**Set task:**
Retype all the entries word for word, but omit the pictures.

Recorded data
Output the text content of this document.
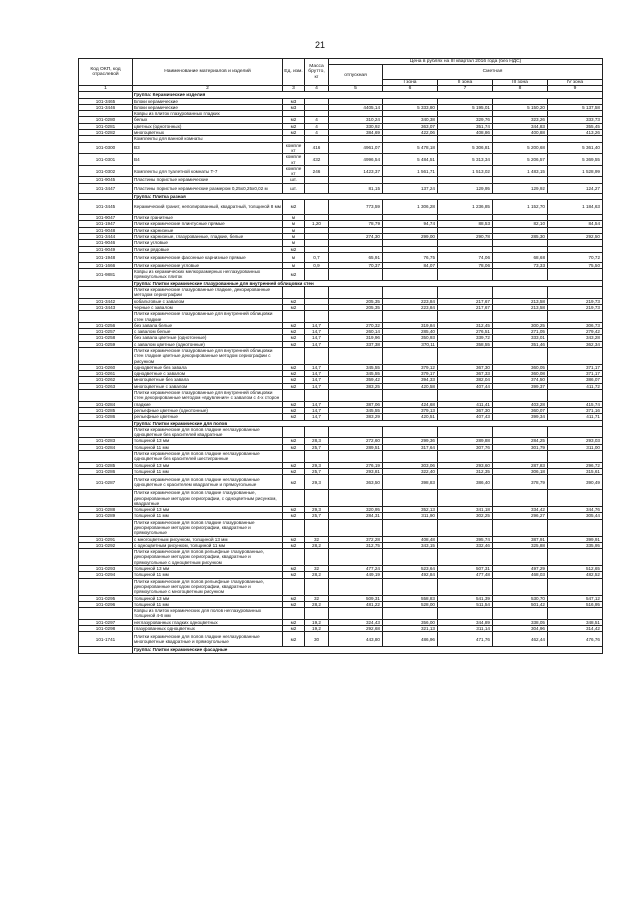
21
Код ОКП, код отраслевой	Наименование материалов и изделий	Ед. изм.	Масса брутто, кг	Цена в рублях на III квартал 2016 года (без НДС)				
				отпускная	Сметная			
					I зона	II зона	III зона	IV зона
1	2	3	4	5	6	7	8	9
	Группа: Керамические изделия							
101-3465	Блоки керамические	м3						
101-3446	Блоки керамические	м3		4405,14	5 333,80	5 195,01	5 150,20	5 137,58
	Ковры из плиток глазурованных гладких							
101-0280	белых	м2	4	310,24	340,38	329,76	323,26	333,73
101-0281	цветных (однотонных)	м2	4	330,92	363,07	351,74	344,83	355,45
101-0282	многоцветных	м2	4	384,69	422,06	408,86	400,88	413,26
	Комплекты для ванной комнаты							
101-0300	В3	компле кт	416	4961,07	5 478,18	5 306,81	5 200,68	5 361,40
101-0301	В4	компле кт	432	4996,54	5 484,51	5 313,34	5 206,57	5 369,55
101-0302	Комплекты для туалетной комнаты Т-7	компле кт	246	1423,37	1 561,71	1 513,02	1 483,15	1 528,99
101-9045	Пластины пористые керамические	шт.						
101-3447	Пластины пористые керамические размером 0,25х0,25х0,02 м	шт.		81,15	137,24	129,95	129,92	124,27
	Группа: Плитка разная							
101-3445	Керамический гранит, неполированный, квадратный, толщиной 8 мм	м2		773,59	1 306,28	1 236,85	1 152,70	1 184,63
101-9047	Плитки гранитные	м						
101-1947	Плитки керамические плинтусные прямые	м	1,20	78,79	94,74	88,53	82,10	84,54
101-9048	Плитки карнизные	м						
101-3444	Плитки карнизные, глазурованные, гладкие, белые	м		274,30	299,00	290,78	285,30	292,50
101-9046	Плитки угловые	м						
101-9049	Плитки рядовые	м2						
101-1948	Плитки керамические фасонные карнизные прямые	м	0,7	65,91	76,75	74,06	68,68	70,72
101-1666	Плитки керамические угловые	м	0,9	70,37	84,07	78,06	73,33	75,50
101-9881	Ковры из керамических мелкоразмерных неглазурованных прямоугольных плиток	м2						
	Группа: Плитки керамические глазурованные для внутренней облицовки стен							
	Плитки керамические глазурованные гладкие, декорированные методом сериографии							
101-3442	кобальтовые с завалом	м2		205,35	223,84	217,67	213,58	219,73
101-3443	черные с завалом	м2		205,35	223,84	217,67	213,58	219,73
	Плитки керамические глазурованные для внутренней облицовки стен гладкие							
101-0256	без завала белые	м2	14,7	270,32	319,84	312,45	300,25	306,73
101-0257	с завалом белые	м2	14,7	260,14	285,40	276,51	271,05	279,42
101-0258	без завала цветные (однотонные)	м2	14,7	319,96	350,93	339,72	333,01	343,28
101-0259	с завалом цветные (однотонные)	м2	14,7	337,38	370,11	358,55	351,46	362,34
	Плитки керамические глазурованные для внутренней облицовки стен гладкие цветные декорированные методом сериографии с рисунком							
101-0260	однодветные без завала	м2	14,7	345,55	379,12	367,30	360,05	371,17
101-0261	однодветные с завалом	м2	14,7	345,55	379,17	367,33	360,08	371,17
101-0262	многоцветные без завала	м2	14,7	359,42	394,33	382,04	374,50	386,07
101-0263	многоцветные с завалом	м2	14,7	383,25	420,58	407,44	399,37	411,72
	Плитки керамические глазурованные для внутренней облицовки стен декорированные методом «вдувления» с завалом с 4-х сторон							
101-0284	гладкие	м2	14,7	387,06	424,68	411,41	403,28	415,74
101-0285	рельефные цветные (однотонные)	м2	14,7	345,55	379,13	367,30	360,07	371,16
101-0286	рельефные цветные	м2	14,7	383,29	420,51	407,43	399,34	411,71
	Группа: Плитки керамические для полов							
	Плитки керамические для полов гладкие неглазурованные одноцветные без красителей квадратные							
101-0283	толщиной 13 мм	м2	28,3	272,60	299,36	289,88	284,25	293,03
101-0284	толщиной 11 мм	м2	25,7	289,51	317,64	307,76	301,79	311,00
	Плитки керамические для полов гладкие неглазурованные одноцветные без красителей шестигранные							
101-0285	толщиной 13 мм	м2	29,3	276,19	303,06	293,60	287,83	296,72
101-0286	толщиной 11 мм	м2	25,7	293,81	322,40	312,35	306,18	315,61
101-0287	Плитки керамические для полов гладкие неглазурованные одноцветные с красителем квадратные и прямоугольные	м2	29,3	363,50	398,83	386,40	378,79	390,49
	Плитки керамические для полов гладкие глазурованные, декорированные методом сериографии, с одноцветным рисунком, квадратные							
101-0288	толщиной 13 мм	м2	29,3	320,95	352,13	341,18	334,42	344,76
101-0289	толщиной 11 мм	м2	25,7	284,31	311,90	302,25	296,27	305,44
	Плитки керамические для полов гладкие глазурованные декорированные методом сериографии, квадратные и прямоугольные							
101-0291	с многоцветным рисунком, толщиной 13 мм	м2	32	372,28	408,48	395,74	387,91	399,91
101-0292	с одноцветным рисунком, толщиной 11 мм	м2	28,2	312,75	343,15	332,46	325,88	335,95
	Плитки керамические для полов рельефные глазурованные, декорированные методом сериографии, квадратные и прямоугольные с одноцветным рисунком							
101-0293	толщиной 13 мм	м2	32	477,24	523,64	507,31	497,29	512,65
101-0294	толщиной 11 мм	м2	28,2	449,19	492,84	477,48	468,03	482,52
	Плитки керамические для полов рельефные глазурованные, декорированные методом сериографии, квадратные и прямоугольные с многоцветным рисунком							
101-0295	толщиной 13 мм	м2	32	509,31	558,83	541,39	530,70	547,12
101-0296	толщиной 11 мм	м2	28,2	481,22	528,00	511,54	501,42	516,95
	Ковры из плиток керамических для полов неглазурованных толщиной 4-6 мм							
101-0297	неглазурованных гладких одноцветных	м2	19,2	324,43	356,00	344,89	338,05	348,51
101-0298	глазурованных одноцветных	м2	19,2	292,68	321,13	311,14	304,96	314,42
101-1741	Плитки керамические для полов гладкие неглазурованные многоцветные квадратные и прямоугольные	м2	30	443,80	486,96	471,76	462,44	476,76
	Группа: Плитки керамические фасадные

**Written answer:**
Output the text content of this document.
21
Код ОКП, код отраслевой	Наименование материалов и изделий	Ед. изм.	Масса брутто, кг	Цена в рублях на III квартал 2016 года (без НДС)				
				отпускная	Сметная			
					I зона	II зона	III зона	IV зона
1	2	3	4	5	6	7	8	9
	Группа: Керамические изделия							
101-3465	Блоки керамические	м3						
101-3446	Блоки керамические	м3		4405,14	5 333,80	5 195,01	5 150,20	5 137,58
	Ковры из плиток глазурованных гладких							
101-0280	белых	м2	4	310,24	340,38	329,76	323,26	333,73
101-0281	цветных (однотонных)	м2	4	330,92	363,07	351,74	344,83	355,45
101-0282	многоцветных	м2	4	384,69	422,06	408,86	400,88	413,26
	Комплекты для ванной комнаты							
101-0300	В3	компле кт	416	4961,07	5 478,18	5 306,81	5 200,68	5 361,40
101-0301	В4	компле кт	432	4996,54	5 484,51	5 313,34	5 206,57	5 369,55
101-0302	Комплекты для туалетной комнаты Т-7	компле кт	246	1423,37	1 561,71	1 513,02	1 483,15	1 528,99
101-9045	Пластины пористые керамические	шт.						
101-3447	Пластины пористые керамические размером 0,25х0,25х0,02 м	шт.		81,15	137,24	129,95	129,92	124,27
	Группа: Плитка разная							
101-3445	Керамический гранит, неполированный, квадратный, толщиной 8 мм	м2		773,59	1 306,28	1 236,85	1 152,70	1 184,63
101-9047	Плитки гранитные	м						
101-1947	Плитки керамические плинтусные прямые	м	1,20	78,79	94,74	88,53	82,10	84,54
101-9048	Плитки карнизные	м						
101-3444	Плитки карнизные, глазурованные, гладкие, белые	м		274,30	299,00	290,78	285,30	292,50
101-9046	Плитки угловые	м						
101-9049	Плитки рядовые	м2						
101-1948	Плитки керамические фасонные карнизные прямые	м	0,7	65,91	76,75	74,06	68,68	70,72
101-1666	Плитки керамические угловые	м	0,9	70,37	84,07	78,06	73,33	75,50
101-9881	Ковры из керамических мелкоразмерных неглазурованных прямоугольных плиток	м2						
	Группа: Плитки керамические глазурованные для внутренней облицовки стен							
	Плитки керамические глазурованные гладкие, декорированные методом сериографии							
101-3442	кобальтовые с завалом	м2		205,35	223,84	217,67	213,58	219,73
101-3443	черные с завалом	м2		205,35	223,84	217,67	213,58	219,73
	Плитки керамические глазурованные для внутренней облицовки стен гладкие							
101-0256	без завала белые	м2	14,7	270,32	319,84	312,45	300,25	306,73
101-0257	с завалом белые	м2	14,7	260,14	285,40	276,51	271,05	279,42
101-0258	без завала цветные (однотонные)	м2	14,7	319,96	350,93	339,72	333,01	343,28
101-0259	с завалом цветные (однотонные)	м2	14,7	337,38	370,11	358,55	351,46	362,34
	Плитки керамические глазурованные для внутренней облицовки стен гладкие цветные декорированные методом сериографии с рисунком							
101-0260	однодветные без завала	м2	14,7	345,55	379,12	367,30	360,05	371,17
101-0261	однодветные с завалом	м2	14,7	345,55	379,17	367,33	360,08	371,17
101-0262	многоцветные без завала	м2	14,7	359,42	394,33	382,04	374,50	386,07
101-0263	многоцветные с завалом	м2	14,7	383,25	420,58	407,44	399,37	411,72
	Плитки керамические глазурованные для внутренней облицовки стен декорированные методом «вдувления» с завалом с 4-х сторон							
101-0284	гладкие	м2	14,7	387,06	424,68	411,41	403,28	415,74
101-0285	рельефные цветные (однотонные)	м2	14,7	345,55	379,13	367,30	360,07	371,16
101-0286	рельефные цветные	м2	14,7	383,29	420,51	407,43	399,34	411,71
	Группа: Плитки керамические для полов							
	Плитки керамические для полов гладкие неглазурованные одноцветные без красителей квадратные							
101-0283	толщиной 13 мм	м2	28,3	272,60	299,36	289,88	284,25	293,03
101-0284	толщиной 11 мм	м2	25,7	289,51	317,64	307,76	301,79	311,00
	Плитки керамические для полов гладкие неглазурованные одноцветные без красителей шестигранные							
101-0285	толщиной 13 мм	м2	29,3	276,19	303,06	293,60	287,83	296,72
101-0286	толщиной 11 мм	м2	25,7	293,81	322,40	312,35	306,18	315,61
101-0287	Плитки керамические для полов гладкие неглазурованные одноцветные с красителем квадратные и прямоугольные	м2	29,3	363,50	398,83	386,40	378,79	390,49
	Плитки керамические для полов гладкие глазурованные, декорированные методом сериографии, с одноцветным рисунком, квадратные							
101-0288	толщиной 13 мм	м2	29,3	320,95	352,13	341,18	334,42	344,76
101-0289	толщиной 11 мм	м2	25,7	284,31	311,90	302,25	296,27	305,44
	Плитки керамические для полов гладкие глазурованные декорированные методом сериографии, квадратные и прямоугольные							
101-0291	с многоцветным рисунком, толщиной 13 мм	м2	32	372,28	408,48	395,74	387,91	399,91
101-0292	с одноцветным рисунком, толщиной 11 мм	м2	28,2	312,75	343,15	332,46	325,88	335,95
	Плитки керамические для полов рельефные глазурованные, декорированные методом сериографии, квадратные и прямоугольные с одноцветным рисунком							
101-0293	толщиной 13 мм	м2	32	477,24	523,64	507,31	497,29	512,65
101-0294	толщиной 11 мм	м2	28,2	449,19	492,84	477,48	468,03	482,52
	Плитки керамические для полов рельефные глазурованные, декорированные методом сериографии, квадратные и прямоугольные с многоцветным рисунком							
101-0295	толщиной 13 мм	м2	32	509,31	558,83	541,39	530,70	547,12
101-0296	толщиной 11 мм	м2	28,2	481,22	528,00	511,54	501,42	516,95
	Ковры из плиток керамических для полов неглазурованных толщиной 4-6 мм							
101-0297	неглазурованных гладких одноцветных	м2	19,2	324,43	356,00	344,89	338,05	348,51
101-0298	глазурованных одноцветных	м2	19,2	292,68	321,13	311,14	304,96	314,42
101-1741	Плитки керамические для полов гладкие неглазурованные многоцветные квадратные и прямоугольные	м2	30	443,80	486,96	471,76	462,44	476,76
	Группа: Плитки керамические фасадные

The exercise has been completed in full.